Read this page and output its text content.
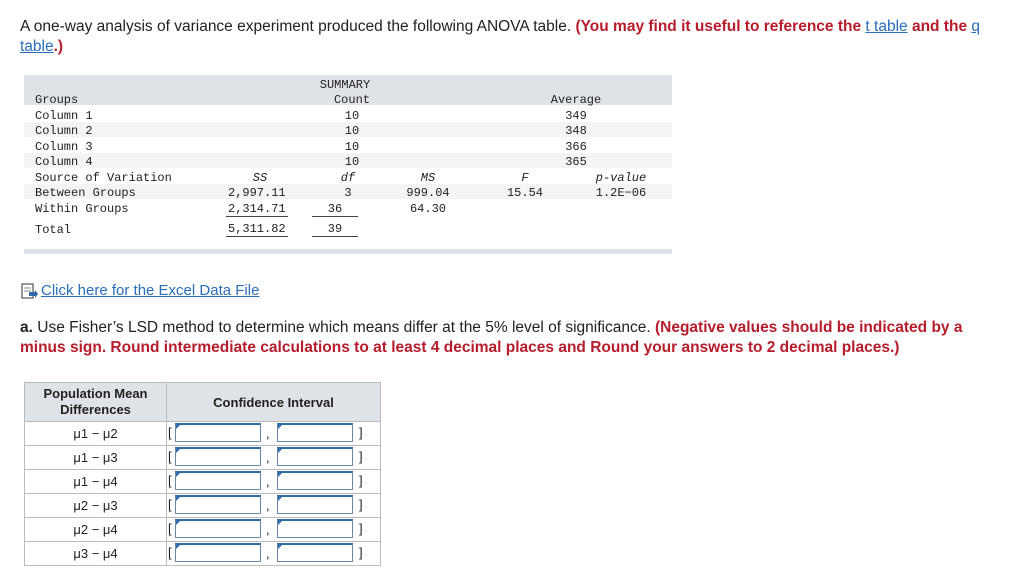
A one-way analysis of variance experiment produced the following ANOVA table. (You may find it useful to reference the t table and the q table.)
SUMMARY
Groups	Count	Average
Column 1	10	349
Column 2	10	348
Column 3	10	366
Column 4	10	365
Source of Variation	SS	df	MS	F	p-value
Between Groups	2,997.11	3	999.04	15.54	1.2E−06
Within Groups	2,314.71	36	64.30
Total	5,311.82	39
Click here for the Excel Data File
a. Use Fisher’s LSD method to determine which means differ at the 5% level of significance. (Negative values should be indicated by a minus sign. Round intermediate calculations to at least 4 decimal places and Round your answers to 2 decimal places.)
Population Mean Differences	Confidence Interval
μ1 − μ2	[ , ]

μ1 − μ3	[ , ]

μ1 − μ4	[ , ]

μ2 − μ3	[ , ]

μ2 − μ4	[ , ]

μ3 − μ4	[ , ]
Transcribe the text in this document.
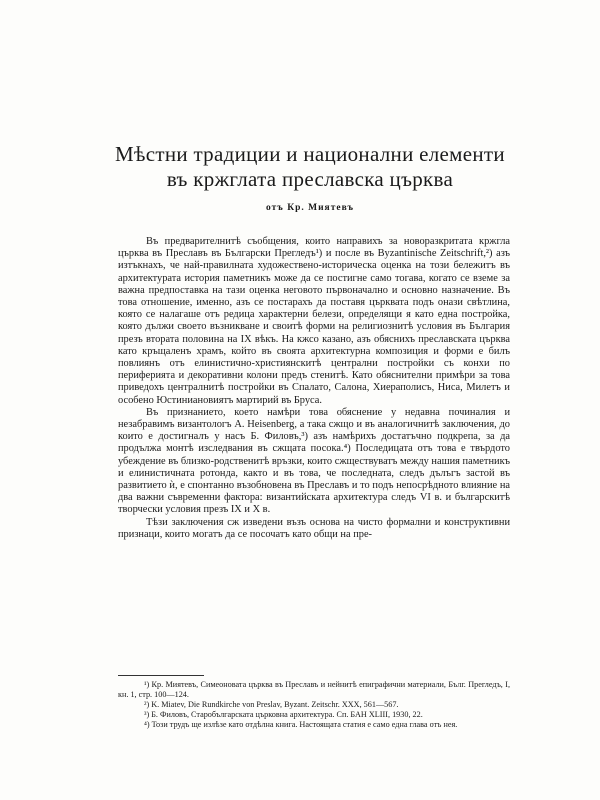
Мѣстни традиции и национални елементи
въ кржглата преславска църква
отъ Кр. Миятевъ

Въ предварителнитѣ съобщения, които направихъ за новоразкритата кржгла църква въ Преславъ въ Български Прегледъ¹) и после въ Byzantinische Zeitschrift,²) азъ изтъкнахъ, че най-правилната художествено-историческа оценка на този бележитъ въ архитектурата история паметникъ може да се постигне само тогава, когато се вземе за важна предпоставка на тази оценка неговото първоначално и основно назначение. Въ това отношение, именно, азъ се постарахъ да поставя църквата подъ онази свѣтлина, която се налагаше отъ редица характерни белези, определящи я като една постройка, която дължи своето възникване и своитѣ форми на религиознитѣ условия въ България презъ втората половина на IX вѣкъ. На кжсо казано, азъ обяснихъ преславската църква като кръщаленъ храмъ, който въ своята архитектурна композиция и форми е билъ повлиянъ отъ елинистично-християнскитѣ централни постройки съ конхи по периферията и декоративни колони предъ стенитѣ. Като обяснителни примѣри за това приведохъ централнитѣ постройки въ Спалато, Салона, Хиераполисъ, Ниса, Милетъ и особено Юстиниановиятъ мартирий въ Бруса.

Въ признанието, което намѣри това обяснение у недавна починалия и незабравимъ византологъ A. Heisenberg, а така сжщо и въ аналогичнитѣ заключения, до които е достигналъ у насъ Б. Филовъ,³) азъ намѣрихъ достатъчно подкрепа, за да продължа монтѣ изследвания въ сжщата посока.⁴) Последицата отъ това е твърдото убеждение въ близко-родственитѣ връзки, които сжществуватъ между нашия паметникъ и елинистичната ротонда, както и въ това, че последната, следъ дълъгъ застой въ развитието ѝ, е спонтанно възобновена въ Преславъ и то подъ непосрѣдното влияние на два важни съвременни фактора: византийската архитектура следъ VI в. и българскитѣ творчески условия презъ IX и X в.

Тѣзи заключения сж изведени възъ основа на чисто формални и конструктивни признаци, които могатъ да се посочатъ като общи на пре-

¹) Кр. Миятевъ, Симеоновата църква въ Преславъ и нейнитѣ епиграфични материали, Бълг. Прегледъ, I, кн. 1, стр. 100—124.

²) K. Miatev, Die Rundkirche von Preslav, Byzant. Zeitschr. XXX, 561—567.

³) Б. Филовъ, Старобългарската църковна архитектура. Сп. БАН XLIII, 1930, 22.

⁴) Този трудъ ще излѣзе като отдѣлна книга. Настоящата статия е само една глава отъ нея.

· · · · · · ·

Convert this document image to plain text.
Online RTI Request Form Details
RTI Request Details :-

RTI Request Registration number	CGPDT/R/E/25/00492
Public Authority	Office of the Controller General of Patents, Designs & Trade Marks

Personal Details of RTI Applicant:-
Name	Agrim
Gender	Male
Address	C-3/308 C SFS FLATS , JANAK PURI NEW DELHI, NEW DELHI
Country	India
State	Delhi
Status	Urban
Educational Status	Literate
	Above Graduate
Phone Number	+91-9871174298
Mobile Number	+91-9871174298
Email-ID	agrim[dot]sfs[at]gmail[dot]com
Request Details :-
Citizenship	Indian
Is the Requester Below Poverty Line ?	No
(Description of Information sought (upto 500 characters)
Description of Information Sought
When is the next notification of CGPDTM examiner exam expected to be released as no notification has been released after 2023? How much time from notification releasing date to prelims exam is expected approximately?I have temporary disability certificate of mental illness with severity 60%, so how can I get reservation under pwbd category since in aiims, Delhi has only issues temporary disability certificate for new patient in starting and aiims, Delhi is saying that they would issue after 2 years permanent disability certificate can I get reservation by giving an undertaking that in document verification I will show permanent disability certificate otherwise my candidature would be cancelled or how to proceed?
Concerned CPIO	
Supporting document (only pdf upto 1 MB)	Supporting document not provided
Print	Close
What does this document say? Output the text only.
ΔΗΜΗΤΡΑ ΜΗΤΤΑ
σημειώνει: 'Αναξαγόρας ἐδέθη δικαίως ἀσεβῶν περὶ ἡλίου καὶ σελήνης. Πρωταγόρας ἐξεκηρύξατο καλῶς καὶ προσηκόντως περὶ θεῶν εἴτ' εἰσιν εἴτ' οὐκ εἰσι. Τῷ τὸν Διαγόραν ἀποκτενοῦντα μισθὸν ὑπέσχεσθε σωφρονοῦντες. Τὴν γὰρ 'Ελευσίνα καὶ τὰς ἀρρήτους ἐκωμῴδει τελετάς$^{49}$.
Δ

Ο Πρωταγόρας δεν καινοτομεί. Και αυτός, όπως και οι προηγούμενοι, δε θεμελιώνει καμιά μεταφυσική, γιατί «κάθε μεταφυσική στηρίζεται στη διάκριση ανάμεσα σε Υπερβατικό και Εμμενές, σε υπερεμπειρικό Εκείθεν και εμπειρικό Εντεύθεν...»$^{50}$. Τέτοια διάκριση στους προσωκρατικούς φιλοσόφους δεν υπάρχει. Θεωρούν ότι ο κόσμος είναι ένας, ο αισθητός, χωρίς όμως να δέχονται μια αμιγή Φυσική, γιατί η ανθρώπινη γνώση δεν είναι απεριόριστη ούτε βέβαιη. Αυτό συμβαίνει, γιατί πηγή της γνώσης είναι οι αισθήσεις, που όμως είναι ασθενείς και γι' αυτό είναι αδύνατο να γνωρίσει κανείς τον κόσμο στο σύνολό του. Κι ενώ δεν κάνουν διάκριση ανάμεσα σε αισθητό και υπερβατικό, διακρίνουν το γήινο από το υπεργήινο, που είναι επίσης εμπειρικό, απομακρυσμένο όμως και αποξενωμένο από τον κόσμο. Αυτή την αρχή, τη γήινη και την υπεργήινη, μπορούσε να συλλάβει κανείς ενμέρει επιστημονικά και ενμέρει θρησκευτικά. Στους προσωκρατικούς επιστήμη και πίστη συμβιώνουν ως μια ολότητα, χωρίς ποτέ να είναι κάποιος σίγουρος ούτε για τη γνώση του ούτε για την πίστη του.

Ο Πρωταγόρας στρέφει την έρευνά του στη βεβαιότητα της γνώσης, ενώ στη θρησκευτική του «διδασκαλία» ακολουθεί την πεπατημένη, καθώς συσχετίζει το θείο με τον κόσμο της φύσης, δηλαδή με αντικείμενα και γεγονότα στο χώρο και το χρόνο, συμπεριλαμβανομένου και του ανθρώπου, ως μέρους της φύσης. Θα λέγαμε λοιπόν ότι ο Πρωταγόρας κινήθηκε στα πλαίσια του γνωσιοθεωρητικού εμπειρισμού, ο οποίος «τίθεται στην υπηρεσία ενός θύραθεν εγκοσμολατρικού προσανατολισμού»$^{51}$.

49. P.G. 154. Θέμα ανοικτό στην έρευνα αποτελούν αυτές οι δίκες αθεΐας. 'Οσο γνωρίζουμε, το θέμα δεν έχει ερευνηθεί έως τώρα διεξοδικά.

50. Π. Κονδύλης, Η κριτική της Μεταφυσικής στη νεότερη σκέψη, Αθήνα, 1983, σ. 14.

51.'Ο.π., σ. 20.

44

· · · · · · ·

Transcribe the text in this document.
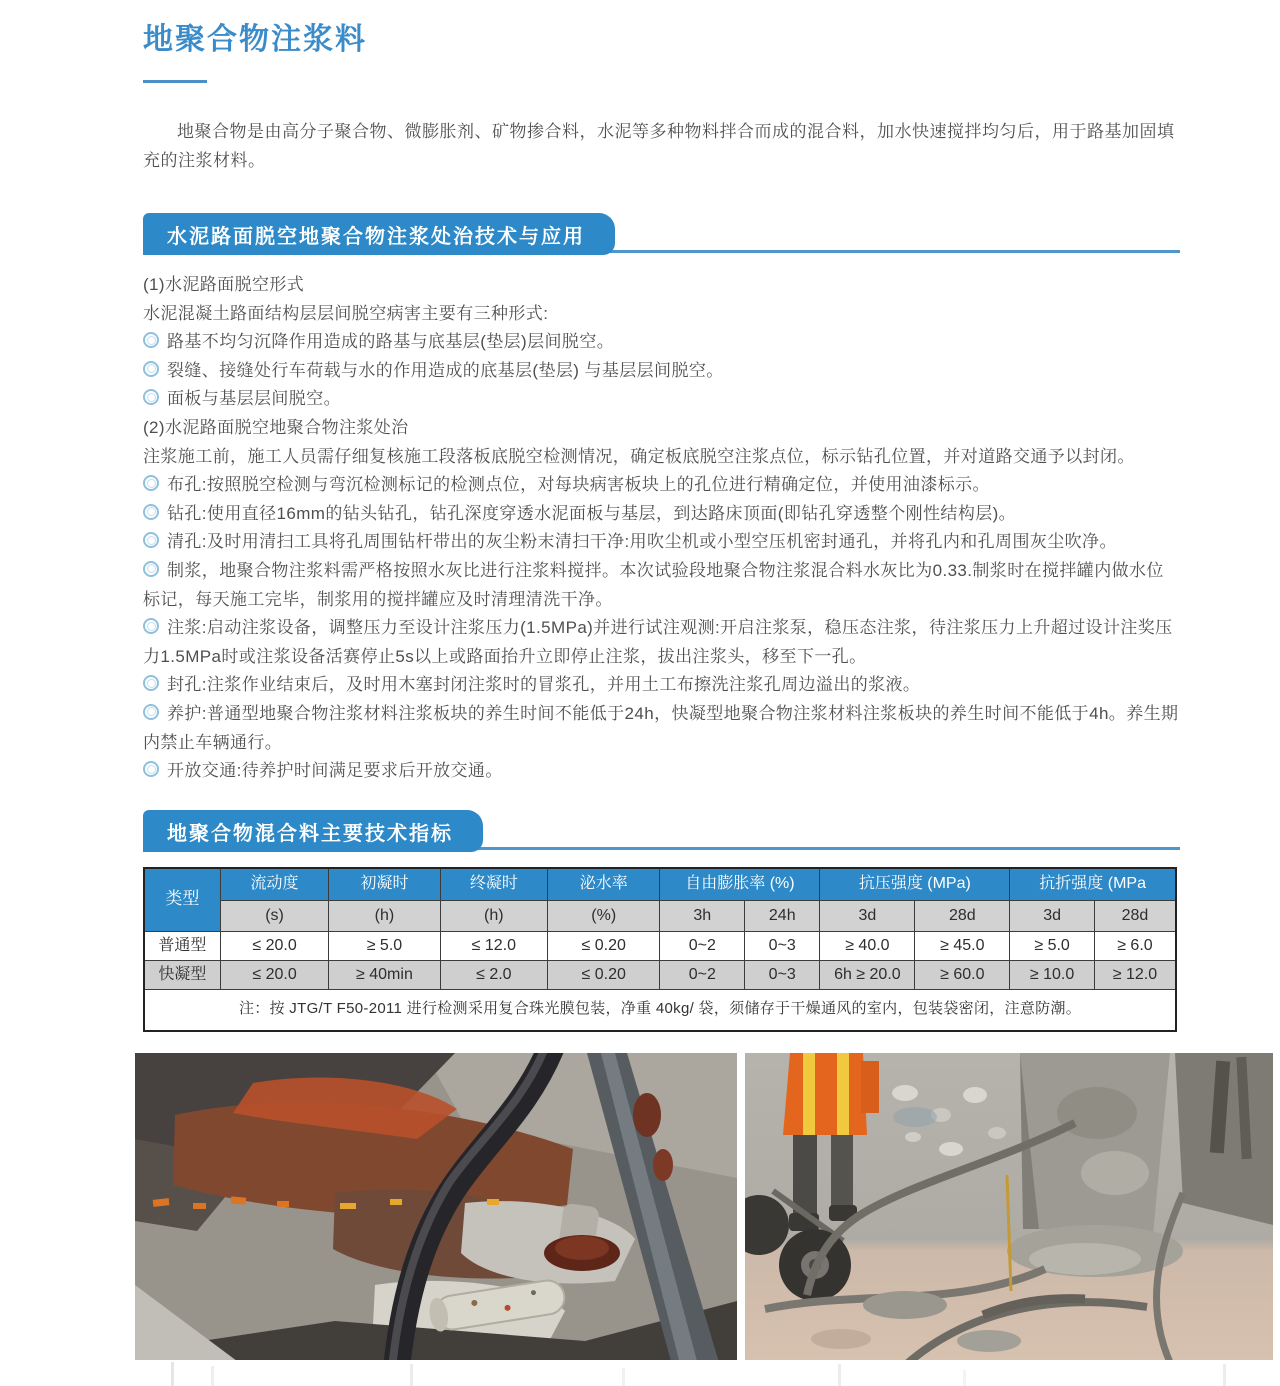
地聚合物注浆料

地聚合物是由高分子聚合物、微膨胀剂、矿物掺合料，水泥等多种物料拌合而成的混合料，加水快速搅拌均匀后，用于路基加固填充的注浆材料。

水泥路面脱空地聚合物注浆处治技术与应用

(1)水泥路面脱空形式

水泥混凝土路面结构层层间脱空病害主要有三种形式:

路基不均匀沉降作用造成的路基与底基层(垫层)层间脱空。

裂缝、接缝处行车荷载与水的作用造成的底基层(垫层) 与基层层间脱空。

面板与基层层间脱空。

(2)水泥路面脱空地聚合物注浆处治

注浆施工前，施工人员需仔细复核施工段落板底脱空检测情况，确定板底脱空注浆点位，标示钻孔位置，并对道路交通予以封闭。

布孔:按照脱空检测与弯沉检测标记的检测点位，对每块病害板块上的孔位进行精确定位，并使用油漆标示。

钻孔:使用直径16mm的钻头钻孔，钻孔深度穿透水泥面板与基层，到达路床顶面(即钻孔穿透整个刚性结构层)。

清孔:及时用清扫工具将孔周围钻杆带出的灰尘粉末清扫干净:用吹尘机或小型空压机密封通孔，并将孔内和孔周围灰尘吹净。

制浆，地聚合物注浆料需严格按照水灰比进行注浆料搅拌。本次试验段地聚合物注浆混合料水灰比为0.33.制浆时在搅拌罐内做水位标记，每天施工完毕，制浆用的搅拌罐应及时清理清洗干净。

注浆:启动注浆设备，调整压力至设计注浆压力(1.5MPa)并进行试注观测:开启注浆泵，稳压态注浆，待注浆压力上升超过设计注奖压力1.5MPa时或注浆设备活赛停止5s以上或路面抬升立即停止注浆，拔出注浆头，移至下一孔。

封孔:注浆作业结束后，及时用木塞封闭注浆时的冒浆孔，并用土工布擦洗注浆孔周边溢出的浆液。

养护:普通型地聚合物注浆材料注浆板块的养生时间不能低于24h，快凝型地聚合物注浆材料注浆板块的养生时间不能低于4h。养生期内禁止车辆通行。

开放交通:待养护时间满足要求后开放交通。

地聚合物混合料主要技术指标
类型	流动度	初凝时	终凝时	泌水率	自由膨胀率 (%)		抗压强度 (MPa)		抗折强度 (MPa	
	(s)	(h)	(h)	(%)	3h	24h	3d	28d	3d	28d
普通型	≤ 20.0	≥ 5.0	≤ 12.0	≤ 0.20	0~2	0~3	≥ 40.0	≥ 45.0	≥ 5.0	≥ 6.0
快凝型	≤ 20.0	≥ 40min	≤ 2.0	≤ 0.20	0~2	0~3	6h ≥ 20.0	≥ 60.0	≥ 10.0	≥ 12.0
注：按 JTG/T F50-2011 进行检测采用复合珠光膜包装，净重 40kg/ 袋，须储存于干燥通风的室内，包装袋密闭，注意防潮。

· · · · · · ·

▸ REQUIRED WORK
Scan the material above. Return every line containing the string "Description".

▸ FINISHED EXERCISE
(Description of Information sought (upto 500 characters)
Description of Information Sought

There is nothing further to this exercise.